§ **Input**:
** Begin **

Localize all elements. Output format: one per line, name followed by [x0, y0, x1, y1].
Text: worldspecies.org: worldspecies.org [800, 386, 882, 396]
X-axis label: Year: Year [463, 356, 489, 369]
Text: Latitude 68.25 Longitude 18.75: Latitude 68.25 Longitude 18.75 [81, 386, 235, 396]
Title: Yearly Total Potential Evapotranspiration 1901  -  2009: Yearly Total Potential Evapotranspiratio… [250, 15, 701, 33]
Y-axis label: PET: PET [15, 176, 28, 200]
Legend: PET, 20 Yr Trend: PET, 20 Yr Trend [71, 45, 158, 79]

** End **

§ **Do this**: Write out every line above with no changes.

§ **Expected output**:
Localize all elements. Output format: one per line, name followed by [x0, y0, x1, y1].
Text: worldspecies.org: worldspecies.org [800, 386, 882, 396]
X-axis label: Year: Year [463, 356, 489, 369]
Text: Latitude 68.25 Longitude 18.75: Latitude 68.25 Longitude 18.75 [81, 386, 235, 396]
Title: Yearly Total Potential Evapotranspiration 1901  -  2009: Yearly Total Potential Evapotranspiratio… [250, 15, 701, 33]
Y-axis label: PET: PET [15, 176, 28, 200]
Legend: PET, 20 Yr Trend: PET, 20 Yr Trend [71, 45, 158, 79]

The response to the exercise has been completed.